>> start
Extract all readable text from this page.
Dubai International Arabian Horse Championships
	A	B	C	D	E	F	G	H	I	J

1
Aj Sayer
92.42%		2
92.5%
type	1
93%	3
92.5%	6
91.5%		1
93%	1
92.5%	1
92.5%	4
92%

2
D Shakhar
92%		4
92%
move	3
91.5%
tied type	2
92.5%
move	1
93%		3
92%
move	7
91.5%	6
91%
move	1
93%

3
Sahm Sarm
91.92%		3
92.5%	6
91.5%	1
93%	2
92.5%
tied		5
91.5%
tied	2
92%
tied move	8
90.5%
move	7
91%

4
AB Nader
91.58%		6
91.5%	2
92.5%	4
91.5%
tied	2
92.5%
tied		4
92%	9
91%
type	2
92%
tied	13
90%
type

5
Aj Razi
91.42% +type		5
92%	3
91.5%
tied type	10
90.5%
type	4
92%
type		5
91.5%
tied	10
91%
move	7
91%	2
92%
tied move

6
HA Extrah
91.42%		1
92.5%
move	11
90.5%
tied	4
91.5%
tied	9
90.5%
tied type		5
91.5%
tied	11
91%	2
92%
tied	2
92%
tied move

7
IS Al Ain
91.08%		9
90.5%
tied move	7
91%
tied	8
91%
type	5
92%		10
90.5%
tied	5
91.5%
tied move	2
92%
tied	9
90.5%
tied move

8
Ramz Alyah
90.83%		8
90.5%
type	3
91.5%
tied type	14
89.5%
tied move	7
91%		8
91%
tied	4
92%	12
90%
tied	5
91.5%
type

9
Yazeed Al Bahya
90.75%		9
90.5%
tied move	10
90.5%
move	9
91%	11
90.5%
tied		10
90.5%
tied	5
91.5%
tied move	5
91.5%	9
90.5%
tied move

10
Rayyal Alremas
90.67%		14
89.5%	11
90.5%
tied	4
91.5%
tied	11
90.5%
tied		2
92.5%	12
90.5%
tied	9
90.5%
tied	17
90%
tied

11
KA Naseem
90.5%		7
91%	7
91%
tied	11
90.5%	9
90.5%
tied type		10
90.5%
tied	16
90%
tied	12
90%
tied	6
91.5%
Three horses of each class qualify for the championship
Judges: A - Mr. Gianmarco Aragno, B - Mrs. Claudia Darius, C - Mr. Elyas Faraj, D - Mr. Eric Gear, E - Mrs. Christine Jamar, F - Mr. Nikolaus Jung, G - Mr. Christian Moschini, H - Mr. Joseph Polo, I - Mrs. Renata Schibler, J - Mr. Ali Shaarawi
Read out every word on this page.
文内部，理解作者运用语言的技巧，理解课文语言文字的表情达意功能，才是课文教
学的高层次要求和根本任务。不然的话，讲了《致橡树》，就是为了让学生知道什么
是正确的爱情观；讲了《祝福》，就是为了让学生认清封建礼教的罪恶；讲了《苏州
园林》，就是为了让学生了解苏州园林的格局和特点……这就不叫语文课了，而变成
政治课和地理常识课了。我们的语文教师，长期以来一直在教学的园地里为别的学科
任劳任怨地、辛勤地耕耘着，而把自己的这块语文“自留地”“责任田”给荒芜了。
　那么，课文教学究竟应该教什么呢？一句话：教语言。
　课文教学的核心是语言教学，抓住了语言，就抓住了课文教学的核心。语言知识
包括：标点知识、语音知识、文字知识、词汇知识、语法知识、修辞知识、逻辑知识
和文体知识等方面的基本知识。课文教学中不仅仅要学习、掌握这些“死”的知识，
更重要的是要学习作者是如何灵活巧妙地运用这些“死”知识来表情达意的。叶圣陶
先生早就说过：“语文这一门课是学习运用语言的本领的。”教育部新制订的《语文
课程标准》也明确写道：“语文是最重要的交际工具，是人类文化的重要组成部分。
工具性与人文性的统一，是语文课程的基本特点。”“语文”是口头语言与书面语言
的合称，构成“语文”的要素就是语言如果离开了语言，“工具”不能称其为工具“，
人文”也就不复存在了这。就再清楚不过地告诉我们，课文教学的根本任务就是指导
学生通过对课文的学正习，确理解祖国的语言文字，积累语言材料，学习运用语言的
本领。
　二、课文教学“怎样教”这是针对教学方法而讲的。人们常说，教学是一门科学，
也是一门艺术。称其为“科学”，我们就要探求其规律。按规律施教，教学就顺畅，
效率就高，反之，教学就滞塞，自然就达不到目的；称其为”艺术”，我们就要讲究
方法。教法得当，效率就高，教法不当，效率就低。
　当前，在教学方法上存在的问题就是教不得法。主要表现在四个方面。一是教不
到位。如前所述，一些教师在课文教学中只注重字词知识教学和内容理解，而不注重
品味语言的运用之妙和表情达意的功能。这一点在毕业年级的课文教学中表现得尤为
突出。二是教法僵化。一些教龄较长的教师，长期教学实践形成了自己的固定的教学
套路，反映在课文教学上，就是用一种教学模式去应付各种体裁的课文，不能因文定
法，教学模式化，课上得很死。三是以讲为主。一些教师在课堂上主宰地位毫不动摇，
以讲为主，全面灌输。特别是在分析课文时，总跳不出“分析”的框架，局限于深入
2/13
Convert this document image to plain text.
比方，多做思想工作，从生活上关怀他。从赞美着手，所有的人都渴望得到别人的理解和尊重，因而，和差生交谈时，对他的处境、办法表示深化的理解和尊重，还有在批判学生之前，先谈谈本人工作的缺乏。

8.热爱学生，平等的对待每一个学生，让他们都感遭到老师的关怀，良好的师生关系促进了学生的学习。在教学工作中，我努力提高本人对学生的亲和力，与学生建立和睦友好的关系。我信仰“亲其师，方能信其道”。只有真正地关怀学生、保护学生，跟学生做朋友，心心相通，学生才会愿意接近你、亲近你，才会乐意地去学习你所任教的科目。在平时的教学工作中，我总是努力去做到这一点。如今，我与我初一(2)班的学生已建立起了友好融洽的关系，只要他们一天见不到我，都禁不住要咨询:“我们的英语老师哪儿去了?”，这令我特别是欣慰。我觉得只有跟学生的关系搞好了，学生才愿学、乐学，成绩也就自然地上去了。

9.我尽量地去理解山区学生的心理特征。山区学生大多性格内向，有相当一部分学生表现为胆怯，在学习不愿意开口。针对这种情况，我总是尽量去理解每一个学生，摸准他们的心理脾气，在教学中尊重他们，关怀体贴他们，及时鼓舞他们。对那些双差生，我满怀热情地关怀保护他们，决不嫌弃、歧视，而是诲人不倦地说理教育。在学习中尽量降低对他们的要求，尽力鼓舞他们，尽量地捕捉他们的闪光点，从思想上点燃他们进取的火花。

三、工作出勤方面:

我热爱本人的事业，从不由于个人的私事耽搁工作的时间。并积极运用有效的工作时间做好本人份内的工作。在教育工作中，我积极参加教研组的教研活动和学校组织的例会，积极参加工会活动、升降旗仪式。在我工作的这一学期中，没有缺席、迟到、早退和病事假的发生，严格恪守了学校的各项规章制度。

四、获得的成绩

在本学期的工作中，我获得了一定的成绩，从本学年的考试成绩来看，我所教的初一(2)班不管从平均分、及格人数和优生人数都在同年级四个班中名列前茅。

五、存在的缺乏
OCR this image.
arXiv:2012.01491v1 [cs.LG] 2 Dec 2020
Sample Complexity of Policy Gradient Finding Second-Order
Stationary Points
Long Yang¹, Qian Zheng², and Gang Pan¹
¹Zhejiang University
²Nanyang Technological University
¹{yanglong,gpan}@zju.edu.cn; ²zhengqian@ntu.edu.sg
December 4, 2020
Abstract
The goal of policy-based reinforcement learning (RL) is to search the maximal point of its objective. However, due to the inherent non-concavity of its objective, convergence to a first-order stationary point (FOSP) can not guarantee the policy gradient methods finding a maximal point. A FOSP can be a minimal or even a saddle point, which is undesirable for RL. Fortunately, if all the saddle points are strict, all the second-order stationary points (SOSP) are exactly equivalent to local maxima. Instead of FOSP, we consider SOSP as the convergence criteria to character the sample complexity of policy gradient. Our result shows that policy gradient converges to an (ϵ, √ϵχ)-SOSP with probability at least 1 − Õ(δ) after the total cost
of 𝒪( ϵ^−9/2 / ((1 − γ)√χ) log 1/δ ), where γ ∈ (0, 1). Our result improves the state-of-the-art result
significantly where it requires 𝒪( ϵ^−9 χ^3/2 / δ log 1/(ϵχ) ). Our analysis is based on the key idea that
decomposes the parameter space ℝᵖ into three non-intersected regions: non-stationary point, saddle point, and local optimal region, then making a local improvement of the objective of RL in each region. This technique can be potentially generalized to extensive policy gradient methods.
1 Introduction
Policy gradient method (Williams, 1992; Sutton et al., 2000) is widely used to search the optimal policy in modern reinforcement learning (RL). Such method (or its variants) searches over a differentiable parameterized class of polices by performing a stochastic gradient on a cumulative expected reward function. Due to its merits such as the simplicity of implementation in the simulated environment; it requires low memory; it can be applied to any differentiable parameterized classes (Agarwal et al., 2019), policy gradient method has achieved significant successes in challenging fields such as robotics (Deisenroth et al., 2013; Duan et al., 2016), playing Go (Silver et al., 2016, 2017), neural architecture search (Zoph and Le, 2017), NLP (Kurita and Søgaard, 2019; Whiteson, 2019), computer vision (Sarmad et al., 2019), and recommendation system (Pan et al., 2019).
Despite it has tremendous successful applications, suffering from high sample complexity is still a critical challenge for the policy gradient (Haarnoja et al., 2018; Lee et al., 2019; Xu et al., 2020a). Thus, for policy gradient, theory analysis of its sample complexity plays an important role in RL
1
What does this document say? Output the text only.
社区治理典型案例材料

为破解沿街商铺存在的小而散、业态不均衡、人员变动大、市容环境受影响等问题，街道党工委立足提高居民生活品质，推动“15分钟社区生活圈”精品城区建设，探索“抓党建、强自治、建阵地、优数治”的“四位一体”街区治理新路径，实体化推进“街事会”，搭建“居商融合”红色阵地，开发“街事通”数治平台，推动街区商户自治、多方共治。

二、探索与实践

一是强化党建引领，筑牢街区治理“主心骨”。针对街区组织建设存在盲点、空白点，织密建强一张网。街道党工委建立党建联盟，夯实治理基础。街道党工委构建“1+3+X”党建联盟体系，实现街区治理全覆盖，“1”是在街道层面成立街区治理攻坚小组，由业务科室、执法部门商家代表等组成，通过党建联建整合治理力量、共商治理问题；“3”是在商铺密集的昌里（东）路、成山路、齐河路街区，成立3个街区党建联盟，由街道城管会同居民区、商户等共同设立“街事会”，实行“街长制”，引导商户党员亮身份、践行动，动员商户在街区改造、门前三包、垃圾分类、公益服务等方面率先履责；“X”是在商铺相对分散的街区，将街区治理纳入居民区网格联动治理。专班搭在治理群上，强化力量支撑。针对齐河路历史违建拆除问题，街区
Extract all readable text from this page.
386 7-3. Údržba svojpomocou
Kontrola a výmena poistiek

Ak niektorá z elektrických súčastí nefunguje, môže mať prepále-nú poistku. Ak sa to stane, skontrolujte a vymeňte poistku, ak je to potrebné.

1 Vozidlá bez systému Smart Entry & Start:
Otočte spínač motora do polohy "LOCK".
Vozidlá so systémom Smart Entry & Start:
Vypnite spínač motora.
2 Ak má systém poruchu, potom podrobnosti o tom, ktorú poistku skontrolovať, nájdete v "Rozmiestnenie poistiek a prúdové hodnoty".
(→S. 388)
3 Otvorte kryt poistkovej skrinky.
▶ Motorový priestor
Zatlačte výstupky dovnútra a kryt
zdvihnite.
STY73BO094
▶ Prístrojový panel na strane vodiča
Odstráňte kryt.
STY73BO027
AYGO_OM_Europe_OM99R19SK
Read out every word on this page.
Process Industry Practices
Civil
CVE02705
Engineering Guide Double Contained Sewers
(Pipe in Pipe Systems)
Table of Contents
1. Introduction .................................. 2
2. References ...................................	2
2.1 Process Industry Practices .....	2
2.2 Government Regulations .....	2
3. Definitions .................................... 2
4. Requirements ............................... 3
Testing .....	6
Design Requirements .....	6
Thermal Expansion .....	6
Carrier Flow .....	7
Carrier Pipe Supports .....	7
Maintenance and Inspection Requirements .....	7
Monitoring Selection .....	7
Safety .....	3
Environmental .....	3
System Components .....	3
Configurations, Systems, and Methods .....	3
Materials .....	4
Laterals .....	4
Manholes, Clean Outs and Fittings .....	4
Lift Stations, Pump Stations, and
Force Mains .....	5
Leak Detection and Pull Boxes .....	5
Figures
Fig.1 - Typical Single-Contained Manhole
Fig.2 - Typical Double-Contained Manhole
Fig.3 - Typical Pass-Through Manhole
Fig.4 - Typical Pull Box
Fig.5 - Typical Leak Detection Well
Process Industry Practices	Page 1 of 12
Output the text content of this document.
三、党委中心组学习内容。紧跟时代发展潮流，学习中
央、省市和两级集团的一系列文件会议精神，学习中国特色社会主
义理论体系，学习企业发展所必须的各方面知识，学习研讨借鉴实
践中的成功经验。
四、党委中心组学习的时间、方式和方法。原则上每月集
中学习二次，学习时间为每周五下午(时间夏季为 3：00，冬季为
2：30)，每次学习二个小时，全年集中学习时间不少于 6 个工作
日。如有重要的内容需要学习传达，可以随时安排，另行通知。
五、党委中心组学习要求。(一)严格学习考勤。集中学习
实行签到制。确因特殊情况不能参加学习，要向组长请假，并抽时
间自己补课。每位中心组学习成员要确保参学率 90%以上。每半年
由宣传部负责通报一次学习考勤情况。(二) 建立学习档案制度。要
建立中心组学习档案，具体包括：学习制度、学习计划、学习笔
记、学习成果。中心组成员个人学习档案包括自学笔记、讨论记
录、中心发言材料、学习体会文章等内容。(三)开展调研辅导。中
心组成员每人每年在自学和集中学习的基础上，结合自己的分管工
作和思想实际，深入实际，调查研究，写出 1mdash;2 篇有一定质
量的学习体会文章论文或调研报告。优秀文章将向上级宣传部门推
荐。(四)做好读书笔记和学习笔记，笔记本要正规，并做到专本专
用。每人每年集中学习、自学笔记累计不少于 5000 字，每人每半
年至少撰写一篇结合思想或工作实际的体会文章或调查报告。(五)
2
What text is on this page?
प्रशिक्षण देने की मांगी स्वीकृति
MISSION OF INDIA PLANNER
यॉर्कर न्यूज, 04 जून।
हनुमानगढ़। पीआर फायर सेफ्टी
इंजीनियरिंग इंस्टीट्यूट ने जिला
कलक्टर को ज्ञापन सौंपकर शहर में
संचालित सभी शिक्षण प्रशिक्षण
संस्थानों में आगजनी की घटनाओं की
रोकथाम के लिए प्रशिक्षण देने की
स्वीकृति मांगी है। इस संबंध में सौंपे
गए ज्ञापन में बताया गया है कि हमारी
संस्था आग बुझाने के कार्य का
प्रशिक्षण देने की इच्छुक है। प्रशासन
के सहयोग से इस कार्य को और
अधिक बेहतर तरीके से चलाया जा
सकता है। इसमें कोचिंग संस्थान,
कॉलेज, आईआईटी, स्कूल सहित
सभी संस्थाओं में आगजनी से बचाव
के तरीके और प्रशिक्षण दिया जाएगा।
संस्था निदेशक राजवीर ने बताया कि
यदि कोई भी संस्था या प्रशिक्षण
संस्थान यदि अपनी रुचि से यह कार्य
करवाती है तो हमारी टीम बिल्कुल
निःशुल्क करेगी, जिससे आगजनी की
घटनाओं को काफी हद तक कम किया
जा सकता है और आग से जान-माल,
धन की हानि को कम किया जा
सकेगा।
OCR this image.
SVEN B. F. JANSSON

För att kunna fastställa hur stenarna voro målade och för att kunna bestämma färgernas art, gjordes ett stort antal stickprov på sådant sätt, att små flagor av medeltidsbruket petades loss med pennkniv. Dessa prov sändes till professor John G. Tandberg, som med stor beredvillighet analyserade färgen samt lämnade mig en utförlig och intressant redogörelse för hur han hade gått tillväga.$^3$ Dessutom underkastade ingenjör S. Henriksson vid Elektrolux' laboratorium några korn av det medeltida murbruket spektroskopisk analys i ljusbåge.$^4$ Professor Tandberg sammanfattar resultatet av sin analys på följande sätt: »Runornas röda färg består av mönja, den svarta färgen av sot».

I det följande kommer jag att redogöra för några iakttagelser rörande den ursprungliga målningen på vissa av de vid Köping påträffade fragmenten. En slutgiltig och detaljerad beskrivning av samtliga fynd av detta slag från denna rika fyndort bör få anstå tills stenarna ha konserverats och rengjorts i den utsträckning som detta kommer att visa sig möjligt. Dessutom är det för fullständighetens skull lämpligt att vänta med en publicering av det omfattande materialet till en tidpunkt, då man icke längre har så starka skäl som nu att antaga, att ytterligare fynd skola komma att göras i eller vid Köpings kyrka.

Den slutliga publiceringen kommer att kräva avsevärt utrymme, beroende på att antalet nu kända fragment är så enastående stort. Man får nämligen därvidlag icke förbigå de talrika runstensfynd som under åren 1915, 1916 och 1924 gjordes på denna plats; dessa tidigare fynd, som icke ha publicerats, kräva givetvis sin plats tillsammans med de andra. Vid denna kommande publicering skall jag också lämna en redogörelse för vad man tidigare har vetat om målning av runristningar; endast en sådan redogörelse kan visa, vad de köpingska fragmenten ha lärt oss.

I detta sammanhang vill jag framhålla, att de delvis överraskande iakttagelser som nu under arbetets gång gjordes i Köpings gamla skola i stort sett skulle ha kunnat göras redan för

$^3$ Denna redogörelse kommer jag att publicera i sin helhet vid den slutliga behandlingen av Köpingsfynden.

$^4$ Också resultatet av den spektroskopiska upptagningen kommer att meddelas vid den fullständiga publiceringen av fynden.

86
>> end
**YOUR OBJECTIVE:** List all lines from the entries that include the word "Output".

**SOLUTION FOR THIS PROBLEM:**
What does this document say? Output the text only.
Output the text content of this document.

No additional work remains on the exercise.